▶ EXERCISE OBJECTIVE
State the number of lines in these records holding "povolení". Say nothing more.

▶ INPUT

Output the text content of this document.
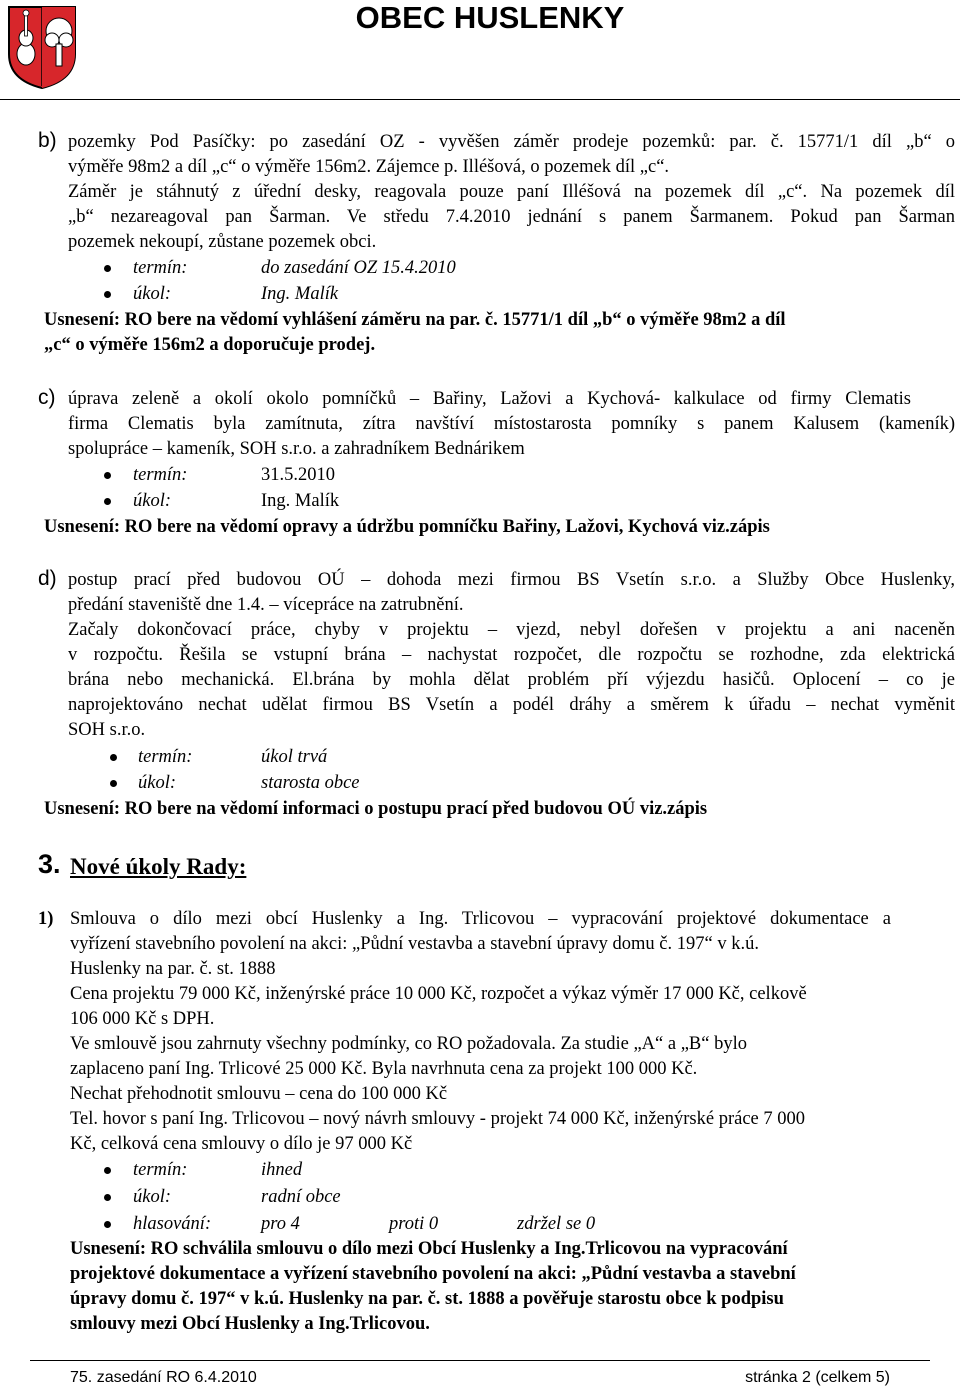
OBEC HUSLENKY
b) pozemky Pod Pasíčky: po zasedání OZ - vyvěšen záměr prodeje pozemků: par. č. 15771/1 díl „b“ o
výměře 98m2 a díl „c“ o výměře 156m2. Zájemce p. Illéšová, o pozemek díl „c“.
Záměr je stáhnutý z úřední desky, reagovala pouze paní Illéšová na pozemek díl „c“. Na pozemek díl
„b“ nezareagoval pan Šarman. Ve středu 7.4.2010 jednání s panem Šarmanem. Pokud pan Šarman
pozemek nekoupí, zůstane pozemek obci.
termín:	do zasedání OZ 15.4.2010
úkol:	Ing. Malík
Usnesení: RO bere na vědomí vyhlášení záměru na par. č. 15771/1 díl „b“ o výměře 98m2 a díl
„c“ o výměře 156m2 a doporučuje prodej.
c) úprava zeleně a okolí okolo pomníčků – Bařiny, Lažovi a Kychová- kalkulace od firmy Clematis
firma Clematis byla zamítnuta, zítra navštíví místostarosta pomníky s panem Kalusem (kameník)
spolupráce – kameník, SOH s.r.o. a zahradníkem Bednárikem
termín:	31.5.2010
úkol:	Ing. Malík
Usnesení: RO bere na vědomí opravy a údržbu pomníčku Bařiny, Lažovi, Kychová viz.zápis
d) postup prací před budovou OÚ – dohoda mezi firmou BS Vsetín s.r.o. a Služby Obce Huslenky,
předání staveniště dne 1.4. – vícepráce na zatrubnění.
Začaly dokončovací práce, chyby v projektu – vjezd, nebyl dořešen v projektu a ani naceněn
v rozpočtu. Řešila se vstupní brána – nachystat rozpočet, dle rozpočtu se rozhodne, zda elektrická
brána nebo mechanická. El.brána by mohla dělat problém pří výjezdu hasičů. Oplocení – co je
naprojektováno nechat udělat firmou BS Vsetín a podél dráhy a směrem k úřadu – nechat vyměnit
SOH s.r.o.
termín:	úkol trvá
úkol:	starosta obce
Usnesení: RO bere na vědomí informaci o postupu prací před budovou OÚ viz.zápis
3. Nové úkoly Rady:
1) Smlouva o dílo mezi obcí Huslenky a Ing. Trlicovou – vypracování projektové dokumentace a
vyřízení stavebního povolení na akci: „Půdní vestavba a stavební úpravy domu č. 197“ v k.ú.
Huslenky na par. č. st. 1888
Cena projektu 79 000 Kč, inženýrské práce 10 000 Kč, rozpočet a výkaz výměr 17 000 Kč, celkově
106 000 Kč s DPH.
Ve smlouvě jsou zahrnuty všechny podmínky, co RO požadovala. Za studie „A“ a „B“ bylo
zaplaceno paní Ing. Trlicové 25 000 Kč. Byla navrhnuta cena za projekt 100 000 Kč.
Nechat přehodnotit smlouvu – cena do 100 000 Kč
Tel. hovor s paní Ing. Trlicovou – nový návrh smlouvy - projekt 74 000 Kč, inženýrské práce 7 000
Kč, celková cena smlouvy o dílo je 97 000 Kč
termín:	ihned
úkol:	radní obce
hlasování:	pro 4	proti 0	zdržel se 0
Usnesení: RO schválila smlouvu o dílo mezi Obcí Huslenky a Ing.Trlicovou na vypracování
projektové dokumentace a vyřízení stavebního povolení na akci: „Půdní vestavba a stavební
úpravy domu č. 197“ v k.ú. Huslenky na par. č. st. 1888 a pověřuje starostu obce k podpisu
smlouvy mezi Obcí Huslenky a Ing.Trlicovou.
75. zasedání RO 6.4.2010	stránka 2 (celkem 5)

▶ ANSWER IN FULL
2